### EXERCISE TASK
Copy every line of the records below where the word "name" occurs.

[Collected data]
.....

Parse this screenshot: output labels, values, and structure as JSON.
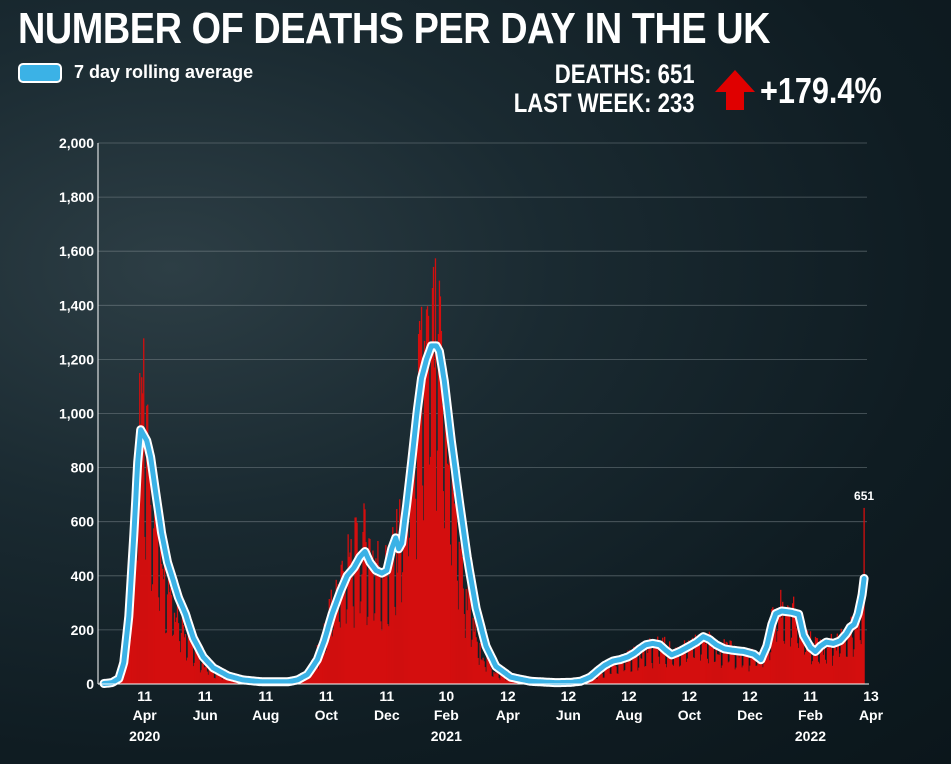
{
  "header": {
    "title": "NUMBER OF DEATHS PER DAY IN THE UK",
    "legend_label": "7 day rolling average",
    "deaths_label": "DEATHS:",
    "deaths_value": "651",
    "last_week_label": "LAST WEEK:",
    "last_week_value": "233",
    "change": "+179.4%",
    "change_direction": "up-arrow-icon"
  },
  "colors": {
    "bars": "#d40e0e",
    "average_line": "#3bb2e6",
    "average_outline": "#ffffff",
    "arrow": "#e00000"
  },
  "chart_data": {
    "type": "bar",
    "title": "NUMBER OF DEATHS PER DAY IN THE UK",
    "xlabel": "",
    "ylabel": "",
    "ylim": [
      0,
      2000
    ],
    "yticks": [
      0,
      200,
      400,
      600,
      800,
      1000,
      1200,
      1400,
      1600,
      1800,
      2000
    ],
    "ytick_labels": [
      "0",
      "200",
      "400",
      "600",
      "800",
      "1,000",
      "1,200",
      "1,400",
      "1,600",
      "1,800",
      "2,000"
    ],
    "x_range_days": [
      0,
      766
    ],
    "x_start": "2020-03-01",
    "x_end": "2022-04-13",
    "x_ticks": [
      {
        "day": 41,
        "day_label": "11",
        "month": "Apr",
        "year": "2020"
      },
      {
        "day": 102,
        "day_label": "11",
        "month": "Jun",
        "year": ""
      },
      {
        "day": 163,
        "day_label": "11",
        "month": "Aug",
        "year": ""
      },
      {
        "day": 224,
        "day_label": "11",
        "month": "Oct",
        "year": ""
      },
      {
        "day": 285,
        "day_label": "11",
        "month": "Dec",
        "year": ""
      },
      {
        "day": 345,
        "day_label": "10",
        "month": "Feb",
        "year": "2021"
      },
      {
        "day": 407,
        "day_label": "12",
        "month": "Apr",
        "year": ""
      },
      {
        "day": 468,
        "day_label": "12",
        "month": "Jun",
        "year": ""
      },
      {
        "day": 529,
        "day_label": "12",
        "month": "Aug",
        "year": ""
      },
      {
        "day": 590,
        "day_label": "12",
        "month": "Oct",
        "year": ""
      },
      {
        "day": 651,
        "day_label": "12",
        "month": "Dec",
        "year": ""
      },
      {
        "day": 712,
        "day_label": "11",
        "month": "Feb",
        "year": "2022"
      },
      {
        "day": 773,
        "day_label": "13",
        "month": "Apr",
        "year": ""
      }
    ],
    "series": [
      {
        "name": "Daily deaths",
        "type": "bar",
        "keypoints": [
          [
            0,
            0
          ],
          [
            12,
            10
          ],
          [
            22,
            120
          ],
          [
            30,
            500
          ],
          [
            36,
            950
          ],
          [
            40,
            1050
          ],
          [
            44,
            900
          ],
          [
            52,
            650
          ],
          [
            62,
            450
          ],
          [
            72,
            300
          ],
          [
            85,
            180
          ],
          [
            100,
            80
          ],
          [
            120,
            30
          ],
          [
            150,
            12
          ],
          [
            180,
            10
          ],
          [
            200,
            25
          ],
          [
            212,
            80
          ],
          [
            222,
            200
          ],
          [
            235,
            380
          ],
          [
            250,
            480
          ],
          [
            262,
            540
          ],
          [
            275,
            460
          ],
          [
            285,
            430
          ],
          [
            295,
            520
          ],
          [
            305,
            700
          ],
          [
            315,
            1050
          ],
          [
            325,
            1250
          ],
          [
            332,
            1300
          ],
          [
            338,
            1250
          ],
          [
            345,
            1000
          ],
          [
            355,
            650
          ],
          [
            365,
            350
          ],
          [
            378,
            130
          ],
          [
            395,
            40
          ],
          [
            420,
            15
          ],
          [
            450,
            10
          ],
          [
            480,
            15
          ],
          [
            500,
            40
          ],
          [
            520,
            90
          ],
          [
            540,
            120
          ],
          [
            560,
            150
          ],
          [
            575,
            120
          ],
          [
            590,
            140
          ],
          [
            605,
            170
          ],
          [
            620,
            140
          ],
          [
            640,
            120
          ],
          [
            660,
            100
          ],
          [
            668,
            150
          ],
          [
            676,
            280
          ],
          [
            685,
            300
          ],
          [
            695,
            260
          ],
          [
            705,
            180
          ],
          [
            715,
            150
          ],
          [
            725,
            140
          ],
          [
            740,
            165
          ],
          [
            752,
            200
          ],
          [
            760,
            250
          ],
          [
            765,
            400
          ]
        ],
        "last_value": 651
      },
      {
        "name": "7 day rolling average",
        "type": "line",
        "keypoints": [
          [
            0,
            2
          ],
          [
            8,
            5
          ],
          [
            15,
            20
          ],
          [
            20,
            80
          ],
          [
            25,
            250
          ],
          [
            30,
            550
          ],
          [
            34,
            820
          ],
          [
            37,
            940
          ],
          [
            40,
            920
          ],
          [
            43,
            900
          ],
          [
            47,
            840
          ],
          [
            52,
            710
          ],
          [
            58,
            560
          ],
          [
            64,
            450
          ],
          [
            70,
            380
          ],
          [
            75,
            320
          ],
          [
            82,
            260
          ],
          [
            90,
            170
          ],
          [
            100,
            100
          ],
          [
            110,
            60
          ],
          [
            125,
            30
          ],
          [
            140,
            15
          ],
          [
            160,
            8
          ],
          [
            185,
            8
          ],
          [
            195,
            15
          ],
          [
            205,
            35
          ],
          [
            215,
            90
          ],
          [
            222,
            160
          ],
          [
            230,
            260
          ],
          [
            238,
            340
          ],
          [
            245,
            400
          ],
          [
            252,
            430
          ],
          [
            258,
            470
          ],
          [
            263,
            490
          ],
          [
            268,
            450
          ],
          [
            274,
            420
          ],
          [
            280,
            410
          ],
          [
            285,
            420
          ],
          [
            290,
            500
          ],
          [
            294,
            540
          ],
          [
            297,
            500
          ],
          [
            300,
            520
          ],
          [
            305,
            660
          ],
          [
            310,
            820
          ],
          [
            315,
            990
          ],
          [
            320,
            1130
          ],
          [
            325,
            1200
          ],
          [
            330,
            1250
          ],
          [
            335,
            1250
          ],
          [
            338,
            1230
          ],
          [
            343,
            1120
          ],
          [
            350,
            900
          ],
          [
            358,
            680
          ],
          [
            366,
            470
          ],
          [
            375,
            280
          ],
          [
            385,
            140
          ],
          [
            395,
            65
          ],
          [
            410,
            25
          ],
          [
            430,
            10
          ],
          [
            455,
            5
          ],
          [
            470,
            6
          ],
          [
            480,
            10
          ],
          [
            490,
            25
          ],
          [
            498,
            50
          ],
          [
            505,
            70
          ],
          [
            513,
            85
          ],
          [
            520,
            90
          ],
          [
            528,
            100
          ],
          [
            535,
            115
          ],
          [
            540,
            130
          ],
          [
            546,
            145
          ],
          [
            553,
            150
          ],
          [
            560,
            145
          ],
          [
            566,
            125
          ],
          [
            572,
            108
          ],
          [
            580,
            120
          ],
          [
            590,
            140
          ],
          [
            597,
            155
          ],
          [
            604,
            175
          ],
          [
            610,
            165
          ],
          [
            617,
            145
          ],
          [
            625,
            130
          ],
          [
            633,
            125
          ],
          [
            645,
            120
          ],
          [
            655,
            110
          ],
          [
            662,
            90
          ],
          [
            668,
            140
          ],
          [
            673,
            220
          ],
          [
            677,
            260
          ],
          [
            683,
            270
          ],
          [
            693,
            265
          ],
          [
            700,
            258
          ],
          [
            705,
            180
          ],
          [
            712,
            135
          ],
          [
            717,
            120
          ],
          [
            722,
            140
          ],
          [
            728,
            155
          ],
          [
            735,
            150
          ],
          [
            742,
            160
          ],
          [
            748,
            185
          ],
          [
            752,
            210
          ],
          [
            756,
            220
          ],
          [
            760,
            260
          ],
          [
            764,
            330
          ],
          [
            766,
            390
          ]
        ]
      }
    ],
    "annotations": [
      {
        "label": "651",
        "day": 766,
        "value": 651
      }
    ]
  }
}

.....

### THE RESPONSE
        "name": "Daily deaths",
        "name": "7 day rolling average",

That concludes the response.